Problem -
Will you quote all of the entries, word for word?

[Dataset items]
☆ ☆ ☆ ☆ ☆
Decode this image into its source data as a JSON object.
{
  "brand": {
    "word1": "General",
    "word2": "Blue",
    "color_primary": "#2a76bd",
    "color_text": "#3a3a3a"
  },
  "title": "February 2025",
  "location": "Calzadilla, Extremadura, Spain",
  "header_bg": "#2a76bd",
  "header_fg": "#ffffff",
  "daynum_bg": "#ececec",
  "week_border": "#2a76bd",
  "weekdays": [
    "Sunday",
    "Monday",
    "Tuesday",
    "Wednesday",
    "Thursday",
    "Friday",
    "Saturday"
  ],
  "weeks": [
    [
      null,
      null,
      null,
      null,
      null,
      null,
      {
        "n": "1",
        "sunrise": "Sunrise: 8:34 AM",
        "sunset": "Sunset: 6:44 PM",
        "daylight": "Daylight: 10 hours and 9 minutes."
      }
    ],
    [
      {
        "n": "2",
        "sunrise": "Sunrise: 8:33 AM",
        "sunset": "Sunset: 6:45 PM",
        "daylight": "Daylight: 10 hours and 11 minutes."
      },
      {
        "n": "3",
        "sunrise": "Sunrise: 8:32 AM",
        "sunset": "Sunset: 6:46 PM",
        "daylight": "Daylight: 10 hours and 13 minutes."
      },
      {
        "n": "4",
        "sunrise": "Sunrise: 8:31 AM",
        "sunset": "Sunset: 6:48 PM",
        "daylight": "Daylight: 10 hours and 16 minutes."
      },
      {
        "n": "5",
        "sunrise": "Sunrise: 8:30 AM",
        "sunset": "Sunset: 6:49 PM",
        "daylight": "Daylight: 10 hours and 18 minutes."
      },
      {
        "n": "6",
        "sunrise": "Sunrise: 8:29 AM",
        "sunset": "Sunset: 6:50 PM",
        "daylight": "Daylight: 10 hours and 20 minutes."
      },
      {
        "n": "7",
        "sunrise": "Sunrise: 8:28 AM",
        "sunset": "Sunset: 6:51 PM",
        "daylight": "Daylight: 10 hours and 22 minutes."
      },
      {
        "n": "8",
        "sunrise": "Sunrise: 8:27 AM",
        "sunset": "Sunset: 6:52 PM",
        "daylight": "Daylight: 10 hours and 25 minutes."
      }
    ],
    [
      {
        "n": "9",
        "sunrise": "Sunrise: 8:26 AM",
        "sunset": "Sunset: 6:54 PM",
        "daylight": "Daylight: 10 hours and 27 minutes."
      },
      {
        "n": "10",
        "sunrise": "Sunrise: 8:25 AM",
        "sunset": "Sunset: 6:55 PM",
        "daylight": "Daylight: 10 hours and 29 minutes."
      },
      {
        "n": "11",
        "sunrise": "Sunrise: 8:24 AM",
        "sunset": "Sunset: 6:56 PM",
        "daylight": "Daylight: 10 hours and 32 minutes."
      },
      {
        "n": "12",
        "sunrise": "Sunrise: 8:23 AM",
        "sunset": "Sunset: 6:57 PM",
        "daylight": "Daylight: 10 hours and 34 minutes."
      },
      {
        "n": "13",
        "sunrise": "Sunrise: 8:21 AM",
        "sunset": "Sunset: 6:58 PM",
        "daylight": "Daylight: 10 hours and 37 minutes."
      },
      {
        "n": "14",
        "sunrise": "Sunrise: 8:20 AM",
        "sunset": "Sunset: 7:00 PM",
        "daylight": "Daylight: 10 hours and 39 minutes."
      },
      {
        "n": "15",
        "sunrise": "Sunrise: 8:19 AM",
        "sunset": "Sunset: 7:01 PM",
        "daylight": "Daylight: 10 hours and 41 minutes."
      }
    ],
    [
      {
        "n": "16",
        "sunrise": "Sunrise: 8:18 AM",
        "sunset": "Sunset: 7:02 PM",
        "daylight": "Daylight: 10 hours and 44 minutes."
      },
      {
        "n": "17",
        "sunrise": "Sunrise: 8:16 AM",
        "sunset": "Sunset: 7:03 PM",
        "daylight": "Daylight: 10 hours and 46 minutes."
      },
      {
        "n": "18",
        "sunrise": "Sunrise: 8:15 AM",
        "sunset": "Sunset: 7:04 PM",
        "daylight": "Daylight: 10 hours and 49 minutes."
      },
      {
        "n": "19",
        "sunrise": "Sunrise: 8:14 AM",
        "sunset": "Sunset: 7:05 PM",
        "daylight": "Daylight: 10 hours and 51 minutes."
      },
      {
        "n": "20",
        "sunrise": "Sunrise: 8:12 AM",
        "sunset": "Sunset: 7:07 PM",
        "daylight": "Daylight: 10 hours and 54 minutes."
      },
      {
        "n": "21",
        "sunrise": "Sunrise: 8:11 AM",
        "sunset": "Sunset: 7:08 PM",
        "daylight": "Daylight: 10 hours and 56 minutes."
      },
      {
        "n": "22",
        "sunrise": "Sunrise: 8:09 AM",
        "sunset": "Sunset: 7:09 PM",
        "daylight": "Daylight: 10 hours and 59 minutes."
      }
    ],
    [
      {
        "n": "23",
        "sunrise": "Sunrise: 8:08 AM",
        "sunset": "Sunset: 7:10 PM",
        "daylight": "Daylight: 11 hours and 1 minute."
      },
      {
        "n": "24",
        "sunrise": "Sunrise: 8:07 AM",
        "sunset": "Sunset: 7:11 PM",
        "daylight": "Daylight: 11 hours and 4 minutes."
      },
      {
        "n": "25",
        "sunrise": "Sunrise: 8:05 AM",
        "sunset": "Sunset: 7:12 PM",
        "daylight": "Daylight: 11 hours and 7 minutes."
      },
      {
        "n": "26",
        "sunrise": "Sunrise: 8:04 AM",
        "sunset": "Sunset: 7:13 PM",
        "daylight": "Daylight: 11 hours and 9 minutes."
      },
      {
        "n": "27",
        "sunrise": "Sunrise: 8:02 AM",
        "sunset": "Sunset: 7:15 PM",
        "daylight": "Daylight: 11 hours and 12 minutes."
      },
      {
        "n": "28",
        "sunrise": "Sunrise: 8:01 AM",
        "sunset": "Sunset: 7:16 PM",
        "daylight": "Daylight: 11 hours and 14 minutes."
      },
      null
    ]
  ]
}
☆ ☆ ☆ ☆ ☆
Result for this task -
Decode this image into its source data as a JSON object.
{
  "brand": {
    "word1": "General",
    "word2": "Blue",
    "color_primary": "#2a76bd",
    "color_text": "#3a3a3a"
  },
  "title": "February 2025",
  "location": "Calzadilla, Extremadura, Spain",
  "header_bg": "#2a76bd",
  "header_fg": "#ffffff",
  "daynum_bg": "#ececec",
  "week_border": "#2a76bd",
  "weekdays": [
    "Sunday",
    "Monday",
    "Tuesday",
    "Wednesday",
    "Thursday",
    "Friday",
    "Saturday"
  ],
  "weeks": [
    [
      null,
      null,
      null,
      null,
      null,
      null,
      {
        "n": "1",
        "sunrise": "Sunrise: 8:34 AM",
        "sunset": "Sunset: 6:44 PM",
        "daylight": "Daylight: 10 hours and 9 minutes."
      }
    ],
    [
      {
        "n": "2",
        "sunrise": "Sunrise: 8:33 AM",
        "sunset": "Sunset: 6:45 PM",
        "daylight": "Daylight: 10 hours and 11 minutes."
      },
      {
        "n": "3",
        "sunrise": "Sunrise: 8:32 AM",
        "sunset": "Sunset: 6:46 PM",
        "daylight": "Daylight: 10 hours and 13 minutes."
      },
      {
        "n": "4",
        "sunrise": "Sunrise: 8:31 AM",
        "sunset": "Sunset: 6:48 PM",
        "daylight": "Daylight: 10 hours and 16 minutes."
      },
      {
        "n": "5",
        "sunrise": "Sunrise: 8:30 AM",
        "sunset": "Sunset: 6:49 PM",
        "daylight": "Daylight: 10 hours and 18 minutes."
      },
      {
        "n": "6",
        "sunrise": "Sunrise: 8:29 AM",
        "sunset": "Sunset: 6:50 PM",
        "daylight": "Daylight: 10 hours and 20 minutes."
      },
      {
        "n": "7",
        "sunrise": "Sunrise: 8:28 AM",
        "sunset": "Sunset: 6:51 PM",
        "daylight": "Daylight: 10 hours and 22 minutes."
      },
      {
        "n": "8",
        "sunrise": "Sunrise: 8:27 AM",
        "sunset": "Sunset: 6:52 PM",
        "daylight": "Daylight: 10 hours and 25 minutes."
      }
    ],
    [
      {
        "n": "9",
        "sunrise": "Sunrise: 8:26 AM",
        "sunset": "Sunset: 6:54 PM",
        "daylight": "Daylight: 10 hours and 27 minutes."
      },
      {
        "n": "10",
        "sunrise": "Sunrise: 8:25 AM",
        "sunset": "Sunset: 6:55 PM",
        "daylight": "Daylight: 10 hours and 29 minutes."
      },
      {
        "n": "11",
        "sunrise": "Sunrise: 8:24 AM",
        "sunset": "Sunset: 6:56 PM",
        "daylight": "Daylight: 10 hours and 32 minutes."
      },
      {
        "n": "12",
        "sunrise": "Sunrise: 8:23 AM",
        "sunset": "Sunset: 6:57 PM",
        "daylight": "Daylight: 10 hours and 34 minutes."
      },
      {
        "n": "13",
        "sunrise": "Sunrise: 8:21 AM",
        "sunset": "Sunset: 6:58 PM",
        "daylight": "Daylight: 10 hours and 37 minutes."
      },
      {
        "n": "14",
        "sunrise": "Sunrise: 8:20 AM",
        "sunset": "Sunset: 7:00 PM",
        "daylight": "Daylight: 10 hours and 39 minutes."
      },
      {
        "n": "15",
        "sunrise": "Sunrise: 8:19 AM",
        "sunset": "Sunset: 7:01 PM",
        "daylight": "Daylight: 10 hours and 41 minutes."
      }
    ],
    [
      {
        "n": "16",
        "sunrise": "Sunrise: 8:18 AM",
        "sunset": "Sunset: 7:02 PM",
        "daylight": "Daylight: 10 hours and 44 minutes."
      },
      {
        "n": "17",
        "sunrise": "Sunrise: 8:16 AM",
        "sunset": "Sunset: 7:03 PM",
        "daylight": "Daylight: 10 hours and 46 minutes."
      },
      {
        "n": "18",
        "sunrise": "Sunrise: 8:15 AM",
        "sunset": "Sunset: 7:04 PM",
        "daylight": "Daylight: 10 hours and 49 minutes."
      },
      {
        "n": "19",
        "sunrise": "Sunrise: 8:14 AM",
        "sunset": "Sunset: 7:05 PM",
        "daylight": "Daylight: 10 hours and 51 minutes."
      },
      {
        "n": "20",
        "sunrise": "Sunrise: 8:12 AM",
        "sunset": "Sunset: 7:07 PM",
        "daylight": "Daylight: 10 hours and 54 minutes."
      },
      {
        "n": "21",
        "sunrise": "Sunrise: 8:11 AM",
        "sunset": "Sunset: 7:08 PM",
        "daylight": "Daylight: 10 hours and 56 minutes."
      },
      {
        "n": "22",
        "sunrise": "Sunrise: 8:09 AM",
        "sunset": "Sunset: 7:09 PM",
        "daylight": "Daylight: 10 hours and 59 minutes."
      }
    ],
    [
      {
        "n": "23",
        "sunrise": "Sunrise: 8:08 AM",
        "sunset": "Sunset: 7:10 PM",
        "daylight": "Daylight: 11 hours and 1 minute."
      },
      {
        "n": "24",
        "sunrise": "Sunrise: 8:07 AM",
        "sunset": "Sunset: 7:11 PM",
        "daylight": "Daylight: 11 hours and 4 minutes."
      },
      {
        "n": "25",
        "sunrise": "Sunrise: 8:05 AM",
        "sunset": "Sunset: 7:12 PM",
        "daylight": "Daylight: 11 hours and 7 minutes."
      },
      {
        "n": "26",
        "sunrise": "Sunrise: 8:04 AM",
        "sunset": "Sunset: 7:13 PM",
        "daylight": "Daylight: 11 hours and 9 minutes."
      },
      {
        "n": "27",
        "sunrise": "Sunrise: 8:02 AM",
        "sunset": "Sunset: 7:15 PM",
        "daylight": "Daylight: 11 hours and 12 minutes."
      },
      {
        "n": "28",
        "sunrise": "Sunrise: 8:01 AM",
        "sunset": "Sunset: 7:16 PM",
        "daylight": "Daylight: 11 hours and 14 minutes."
      },
      null
    ]
  ]
}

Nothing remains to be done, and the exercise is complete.